What to work on:
Write out all the lines again, precisely as they stand, but without the images.

[Stored items from a collection]
[start]

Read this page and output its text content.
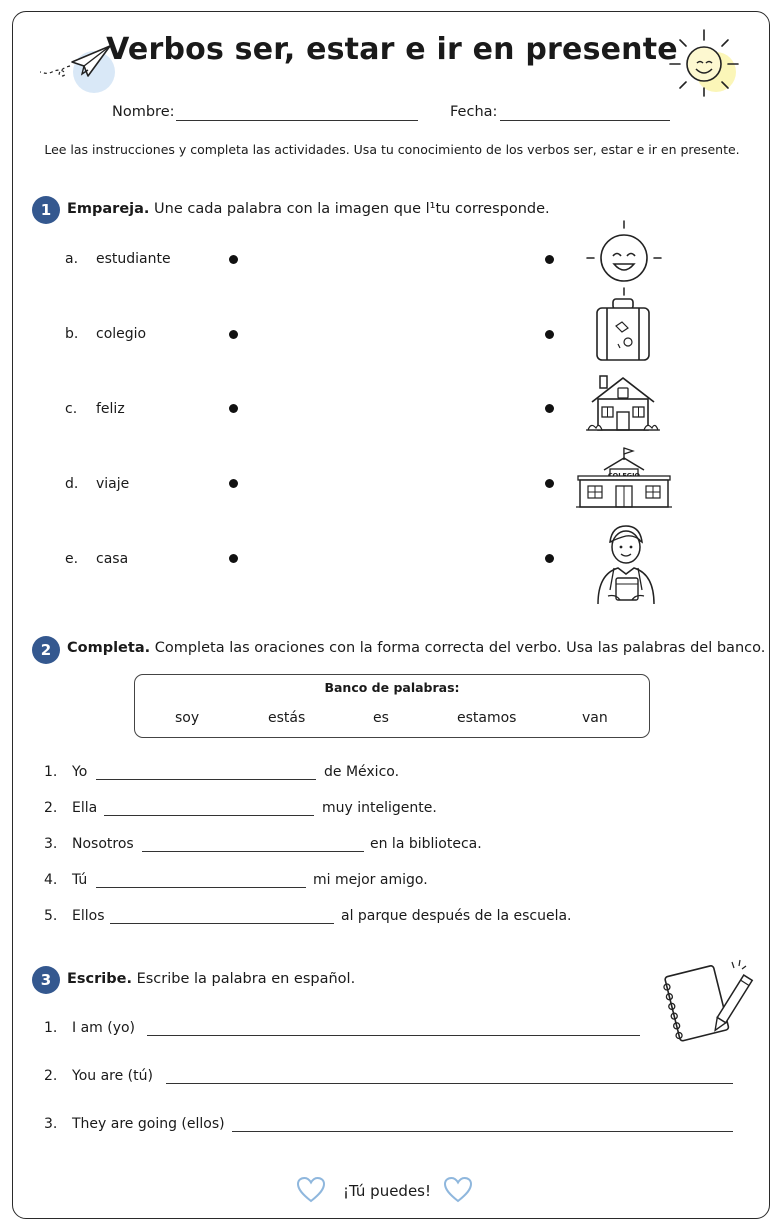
Verbos ser, estar e ir en presente
Nombre:	Fecha:
Lee las instrucciones y completa las actividades. Usa tu conocimiento de los verbos ser, estar e ir en presente.
1	Empareja. Une cada palabra con la imagen que l¹tu corresponde.
a. estudiante
b. colegio
c. feliz
d. viaje
e. casa
2	Completa. Completa las oraciones con la forma correcta del verbo. Usa las palabras del banco.
Banco de palabras:
soy	estás	es	estamos	van
1. Yo	de México.
2. Ella	muy inteligente.
3. Nosotros	en la biblioteca.
4. Tú	mi mejor amigo.
5. Ellos	al parque después de la escuela.
3	Escribe. Escribe la palabra en español.
1. I am (yo)
2. You are (tú)
3. They are going (ellos)
¡Tú puedes!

[end]

Exercise output:
Read this page and output its text content.
Verbos ser, estar e ir en presente
Nombre:	Fecha:
Lee las instrucciones y completa las actividades. Usa tu conocimiento de los verbos ser, estar e ir en presente.
1	Empareja. Une cada palabra con la imagen que l¹tu corresponde.
a. estudiante
b. colegio
c. feliz
d. viaje
e. casa
2	Completa. Completa las oraciones con la forma correcta del verbo. Usa las palabras del banco.
Banco de palabras:
soy	estás	es	estamos	van
1. Yo	de México.
2. Ella	muy inteligente.
3. Nosotros	en la biblioteca.
4. Tú	mi mejor amigo.
5. Ellos	al parque después de la escuela.
3	Escribe. Escribe la palabra en español.
1. I am (yo)
2. You are (tú)
3. They are going (ellos)
¡Tú puedes!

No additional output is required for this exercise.